[Stored entries]

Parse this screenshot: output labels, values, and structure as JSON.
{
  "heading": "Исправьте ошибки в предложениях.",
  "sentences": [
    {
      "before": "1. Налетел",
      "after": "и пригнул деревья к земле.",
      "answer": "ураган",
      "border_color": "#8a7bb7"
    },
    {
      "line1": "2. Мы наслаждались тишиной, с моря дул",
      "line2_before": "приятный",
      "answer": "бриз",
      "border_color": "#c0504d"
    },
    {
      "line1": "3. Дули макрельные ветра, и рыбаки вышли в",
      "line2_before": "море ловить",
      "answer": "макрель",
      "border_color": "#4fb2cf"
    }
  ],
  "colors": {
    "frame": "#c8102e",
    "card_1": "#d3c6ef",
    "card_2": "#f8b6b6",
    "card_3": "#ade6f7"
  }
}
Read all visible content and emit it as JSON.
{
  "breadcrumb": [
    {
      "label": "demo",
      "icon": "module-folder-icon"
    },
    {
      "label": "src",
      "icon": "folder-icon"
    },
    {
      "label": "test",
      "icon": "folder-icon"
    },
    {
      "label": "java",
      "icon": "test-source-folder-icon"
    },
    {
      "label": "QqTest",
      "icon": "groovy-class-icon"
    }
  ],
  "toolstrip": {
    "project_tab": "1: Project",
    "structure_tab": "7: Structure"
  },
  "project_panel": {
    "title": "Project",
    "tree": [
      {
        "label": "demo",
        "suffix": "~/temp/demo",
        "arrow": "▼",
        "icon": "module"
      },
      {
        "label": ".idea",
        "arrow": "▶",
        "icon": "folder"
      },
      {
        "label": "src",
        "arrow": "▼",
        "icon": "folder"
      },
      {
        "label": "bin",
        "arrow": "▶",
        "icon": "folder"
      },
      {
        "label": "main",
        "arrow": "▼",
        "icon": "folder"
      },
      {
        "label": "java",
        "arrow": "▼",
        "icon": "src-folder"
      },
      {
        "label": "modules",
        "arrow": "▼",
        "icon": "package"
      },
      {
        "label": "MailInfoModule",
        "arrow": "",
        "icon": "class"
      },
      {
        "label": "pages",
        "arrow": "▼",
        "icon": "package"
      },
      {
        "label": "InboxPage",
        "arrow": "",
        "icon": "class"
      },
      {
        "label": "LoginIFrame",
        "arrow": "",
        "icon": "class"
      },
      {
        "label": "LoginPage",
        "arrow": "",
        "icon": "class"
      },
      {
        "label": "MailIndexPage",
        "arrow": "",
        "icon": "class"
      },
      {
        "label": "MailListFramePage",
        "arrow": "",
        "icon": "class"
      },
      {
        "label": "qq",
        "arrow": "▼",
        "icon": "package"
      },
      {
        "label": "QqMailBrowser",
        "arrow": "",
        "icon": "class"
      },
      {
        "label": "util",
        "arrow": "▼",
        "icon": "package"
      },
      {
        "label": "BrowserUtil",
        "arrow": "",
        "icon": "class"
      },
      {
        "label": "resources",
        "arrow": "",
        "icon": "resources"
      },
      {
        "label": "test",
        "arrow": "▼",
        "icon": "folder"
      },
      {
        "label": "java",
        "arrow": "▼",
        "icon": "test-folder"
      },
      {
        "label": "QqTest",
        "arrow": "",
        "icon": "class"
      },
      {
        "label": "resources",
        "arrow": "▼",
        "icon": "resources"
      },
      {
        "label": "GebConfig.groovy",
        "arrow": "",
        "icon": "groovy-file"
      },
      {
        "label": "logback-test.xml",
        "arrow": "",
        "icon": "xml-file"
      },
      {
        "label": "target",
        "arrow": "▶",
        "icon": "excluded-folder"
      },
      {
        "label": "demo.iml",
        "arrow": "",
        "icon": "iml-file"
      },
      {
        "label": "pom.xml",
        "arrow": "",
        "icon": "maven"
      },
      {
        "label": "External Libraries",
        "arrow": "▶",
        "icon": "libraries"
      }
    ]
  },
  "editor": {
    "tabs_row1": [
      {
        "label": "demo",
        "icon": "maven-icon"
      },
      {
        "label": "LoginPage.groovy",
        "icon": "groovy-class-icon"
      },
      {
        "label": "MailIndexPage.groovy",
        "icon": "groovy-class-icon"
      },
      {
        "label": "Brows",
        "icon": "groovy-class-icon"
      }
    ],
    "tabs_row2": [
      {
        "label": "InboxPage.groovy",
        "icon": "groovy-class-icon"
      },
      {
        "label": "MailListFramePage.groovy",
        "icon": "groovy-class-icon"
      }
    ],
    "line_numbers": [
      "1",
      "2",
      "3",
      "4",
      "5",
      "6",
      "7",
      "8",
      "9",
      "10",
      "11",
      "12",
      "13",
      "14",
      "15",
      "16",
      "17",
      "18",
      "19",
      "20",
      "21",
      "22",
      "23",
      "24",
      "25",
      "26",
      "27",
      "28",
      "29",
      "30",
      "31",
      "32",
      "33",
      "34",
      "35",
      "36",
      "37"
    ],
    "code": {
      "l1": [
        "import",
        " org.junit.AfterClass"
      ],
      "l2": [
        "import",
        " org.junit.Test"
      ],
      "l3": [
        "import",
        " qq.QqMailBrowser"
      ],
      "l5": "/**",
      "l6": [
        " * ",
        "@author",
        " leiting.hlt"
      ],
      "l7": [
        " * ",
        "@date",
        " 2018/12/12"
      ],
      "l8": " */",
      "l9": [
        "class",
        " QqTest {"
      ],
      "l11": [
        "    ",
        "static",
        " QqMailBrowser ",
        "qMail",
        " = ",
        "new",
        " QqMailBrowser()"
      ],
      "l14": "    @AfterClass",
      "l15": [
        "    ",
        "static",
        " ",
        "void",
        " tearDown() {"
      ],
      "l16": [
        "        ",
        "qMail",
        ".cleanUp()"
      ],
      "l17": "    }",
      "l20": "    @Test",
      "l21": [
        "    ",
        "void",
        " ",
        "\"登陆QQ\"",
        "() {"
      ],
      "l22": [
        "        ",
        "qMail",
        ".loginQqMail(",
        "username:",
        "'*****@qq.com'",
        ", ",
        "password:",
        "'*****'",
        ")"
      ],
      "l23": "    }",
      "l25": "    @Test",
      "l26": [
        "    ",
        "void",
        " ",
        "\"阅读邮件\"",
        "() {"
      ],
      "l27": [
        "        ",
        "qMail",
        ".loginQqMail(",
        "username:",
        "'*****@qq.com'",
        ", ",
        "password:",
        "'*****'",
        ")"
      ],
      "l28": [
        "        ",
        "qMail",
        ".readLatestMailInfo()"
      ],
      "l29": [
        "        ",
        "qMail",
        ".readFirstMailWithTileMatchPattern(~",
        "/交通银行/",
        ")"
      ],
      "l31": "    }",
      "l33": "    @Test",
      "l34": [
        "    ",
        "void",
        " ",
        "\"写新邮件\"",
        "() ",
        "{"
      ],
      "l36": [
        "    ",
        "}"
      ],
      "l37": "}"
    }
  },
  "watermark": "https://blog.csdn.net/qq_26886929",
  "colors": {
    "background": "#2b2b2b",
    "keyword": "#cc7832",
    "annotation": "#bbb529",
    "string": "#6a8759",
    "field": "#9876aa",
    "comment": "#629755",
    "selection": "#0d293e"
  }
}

PROBLEM TO WORK ON:
Copy all the lines above that hold the string "MailListFramePage".

WRITTEN SOLUTION:
        "label": "MailListFramePage",
        "label": "MailListFramePage.groovy",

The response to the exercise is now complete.